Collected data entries
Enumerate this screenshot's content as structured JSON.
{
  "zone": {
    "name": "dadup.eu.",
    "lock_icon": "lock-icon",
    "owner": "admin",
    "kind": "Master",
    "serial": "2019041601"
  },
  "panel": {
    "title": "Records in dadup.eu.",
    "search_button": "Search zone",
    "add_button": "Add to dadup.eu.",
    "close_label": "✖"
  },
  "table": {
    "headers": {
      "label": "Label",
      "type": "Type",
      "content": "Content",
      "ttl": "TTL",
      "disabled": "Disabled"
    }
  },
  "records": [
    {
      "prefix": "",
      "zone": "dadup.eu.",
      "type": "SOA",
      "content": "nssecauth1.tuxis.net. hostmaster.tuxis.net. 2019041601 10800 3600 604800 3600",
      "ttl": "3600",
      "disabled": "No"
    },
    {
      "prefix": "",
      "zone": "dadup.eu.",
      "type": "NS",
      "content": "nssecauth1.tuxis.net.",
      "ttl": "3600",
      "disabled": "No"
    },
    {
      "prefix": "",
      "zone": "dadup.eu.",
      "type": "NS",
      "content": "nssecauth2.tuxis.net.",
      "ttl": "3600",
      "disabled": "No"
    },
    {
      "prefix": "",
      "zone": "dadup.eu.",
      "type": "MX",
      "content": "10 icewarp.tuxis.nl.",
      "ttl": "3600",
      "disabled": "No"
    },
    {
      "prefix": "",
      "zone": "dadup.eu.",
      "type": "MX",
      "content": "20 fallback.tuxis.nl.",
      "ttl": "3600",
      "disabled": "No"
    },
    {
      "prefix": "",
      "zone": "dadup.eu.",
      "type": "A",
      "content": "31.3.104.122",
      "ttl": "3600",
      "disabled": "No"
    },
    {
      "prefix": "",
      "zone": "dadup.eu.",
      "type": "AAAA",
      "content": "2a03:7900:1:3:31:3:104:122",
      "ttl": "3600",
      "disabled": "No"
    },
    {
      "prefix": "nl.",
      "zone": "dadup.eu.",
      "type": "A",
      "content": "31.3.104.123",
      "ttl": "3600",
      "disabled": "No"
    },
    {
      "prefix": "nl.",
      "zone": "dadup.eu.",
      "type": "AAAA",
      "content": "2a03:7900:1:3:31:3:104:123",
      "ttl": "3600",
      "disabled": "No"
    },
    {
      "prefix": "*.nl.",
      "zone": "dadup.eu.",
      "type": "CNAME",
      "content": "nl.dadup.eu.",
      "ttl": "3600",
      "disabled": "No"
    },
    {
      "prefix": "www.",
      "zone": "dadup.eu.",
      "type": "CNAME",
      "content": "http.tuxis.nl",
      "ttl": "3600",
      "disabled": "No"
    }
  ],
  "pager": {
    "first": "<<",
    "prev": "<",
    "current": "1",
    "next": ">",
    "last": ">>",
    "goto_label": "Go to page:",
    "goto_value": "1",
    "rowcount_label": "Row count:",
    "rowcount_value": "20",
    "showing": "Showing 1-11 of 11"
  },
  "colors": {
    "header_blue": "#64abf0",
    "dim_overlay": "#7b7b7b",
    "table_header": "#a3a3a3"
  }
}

GIVEN REQUEST >>
Using the exact wording, write out all of the records.

FINISHED TASK >>
Enumerate this screenshot's content as structured JSON.
{
  "zone": {
    "name": "dadup.eu.",
    "lock_icon": "lock-icon",
    "owner": "admin",
    "kind": "Master",
    "serial": "2019041601"
  },
  "panel": {
    "title": "Records in dadup.eu.",
    "search_button": "Search zone",
    "add_button": "Add to dadup.eu.",
    "close_label": "✖"
  },
  "table": {
    "headers": {
      "label": "Label",
      "type": "Type",
      "content": "Content",
      "ttl": "TTL",
      "disabled": "Disabled"
    }
  },
  "records": [
    {
      "prefix": "",
      "zone": "dadup.eu.",
      "type": "SOA",
      "content": "nssecauth1.tuxis.net. hostmaster.tuxis.net. 2019041601 10800 3600 604800 3600",
      "ttl": "3600",
      "disabled": "No"
    },
    {
      "prefix": "",
      "zone": "dadup.eu.",
      "type": "NS",
      "content": "nssecauth1.tuxis.net.",
      "ttl": "3600",
      "disabled": "No"
    },
    {
      "prefix": "",
      "zone": "dadup.eu.",
      "type": "NS",
      "content": "nssecauth2.tuxis.net.",
      "ttl": "3600",
      "disabled": "No"
    },
    {
      "prefix": "",
      "zone": "dadup.eu.",
      "type": "MX",
      "content": "10 icewarp.tuxis.nl.",
      "ttl": "3600",
      "disabled": "No"
    },
    {
      "prefix": "",
      "zone": "dadup.eu.",
      "type": "MX",
      "content": "20 fallback.tuxis.nl.",
      "ttl": "3600",
      "disabled": "No"
    },
    {
      "prefix": "",
      "zone": "dadup.eu.",
      "type": "A",
      "content": "31.3.104.122",
      "ttl": "3600",
      "disabled": "No"
    },
    {
      "prefix": "",
      "zone": "dadup.eu.",
      "type": "AAAA",
      "content": "2a03:7900:1:3:31:3:104:122",
      "ttl": "3600",
      "disabled": "No"
    },
    {
      "prefix": "nl.",
      "zone": "dadup.eu.",
      "type": "A",
      "content": "31.3.104.123",
      "ttl": "3600",
      "disabled": "No"
    },
    {
      "prefix": "nl.",
      "zone": "dadup.eu.",
      "type": "AAAA",
      "content": "2a03:7900:1:3:31:3:104:123",
      "ttl": "3600",
      "disabled": "No"
    },
    {
      "prefix": "*.nl.",
      "zone": "dadup.eu.",
      "type": "CNAME",
      "content": "nl.dadup.eu.",
      "ttl": "3600",
      "disabled": "No"
    },
    {
      "prefix": "www.",
      "zone": "dadup.eu.",
      "type": "CNAME",
      "content": "http.tuxis.nl",
      "ttl": "3600",
      "disabled": "No"
    }
  ],
  "pager": {
    "first": "<<",
    "prev": "<",
    "current": "1",
    "next": ">",
    "last": ">>",
    "goto_label": "Go to page:",
    "goto_value": "1",
    "rowcount_label": "Row count:",
    "rowcount_value": "20",
    "showing": "Showing 1-11 of 11"
  },
  "colors": {
    "header_blue": "#64abf0",
    "dim_overlay": "#7b7b7b",
    "table_header": "#a3a3a3"
  }
}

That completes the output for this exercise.